24-07-7 Roundup

The last links post was quite long so I think I'll try doing them weekly and including more quotes and commentary...

Getting stuff built

Britain

There's a new government in Britain and the most important question is whether they are willing and able to fix our planning system. My friend Sam Dumitriu has the best summaries of what we know so far:

See also Sam on How to get data centres built quickly

Giving local authorities 100% of business rates raised within them would be great. (And one day, rolling business rates, stamp duty, and council tax into a single coherent form of property tax would be even better)


This is a great thread on how the government could navigate the political challenge of introducing road pricing. We actually solved a similar problem recently. Car tax receipts were going into decline as people switched to cleaner models.

By grandfathering in existing vehicles and delaying the introduction of the broader tax by two years, the government were able to avoid a great deal of fuss. "Without reform, that tax would have raised £2.5 billion last year. Instead, it raised £7.3 billion".

- **DATA EXCERPT**:

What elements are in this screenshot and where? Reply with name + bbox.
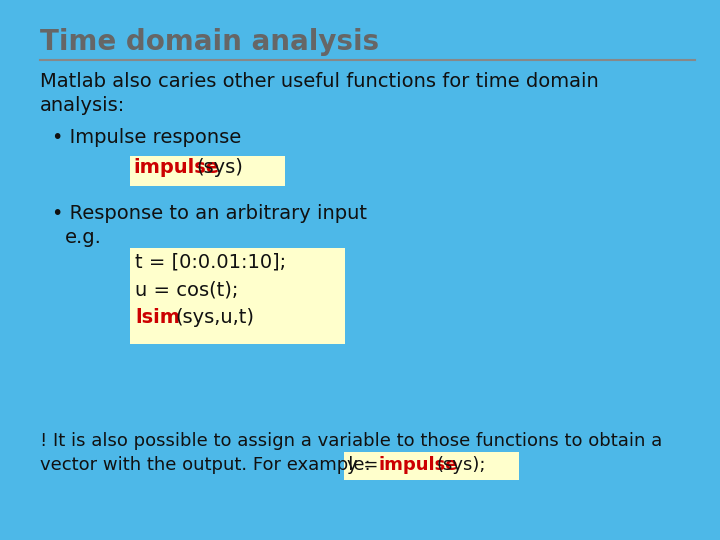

- **LIST OF TASKS**:
1 – Name the three taxes that the roundup suggests could one day be combined into a single form of property tax.
2 – Pick up the links roundup after its final sentence.

- **RESULTS FOR EACH TASK**:
1 – Business rates, stamp duty, and council tax.

2 –
It's very important that we introduce road pricing in the next few years:

  • It's good to tax negative externalities
  • The shift from ICE to electric vehicles is going to eat into the £37 billion that fuel duty currently raises
  • The longer the government waits, the larger the constituency of EV drivers who will be upset

Unable to embed this tweet.

California

People often compare New York and San Francisco. In the former the zoning is onerous but if you meet the conditions you do at least know that you're good to go. In California, you also have a bunch of discretionary committees that can block or delay your perfectly compliant proposal.

But California might be about to become a bit more like New York. In Autumn last year the California state senate passed SB243. Cities that fall behind on their homebuilding targets are now required to introduce streamlined approval processes:

Under current rules, state officials conduct an assessment every four years to see if cities are meeting their housing goals. There are penalties for noncompliance, including loss of local control over housing development. San Francisco’s next state assessment was originally scheduled for April 2027, giving supervisors plenty of time to peacock while renters continued to suffer. Now, however, thanks to Wiener’s amendment, the city’s housing plans will be assessed annually, starting in spring 2024.

...

Once SB423 goes into effect in the spring, and San Francisco flunks its state assessment, getting new housing approved will be much more like getting your license renewed at the DMV: You fill out some basic paperwork, pay the processing fees and the only frustrating part should be waiting in line for your short appointment at the counter.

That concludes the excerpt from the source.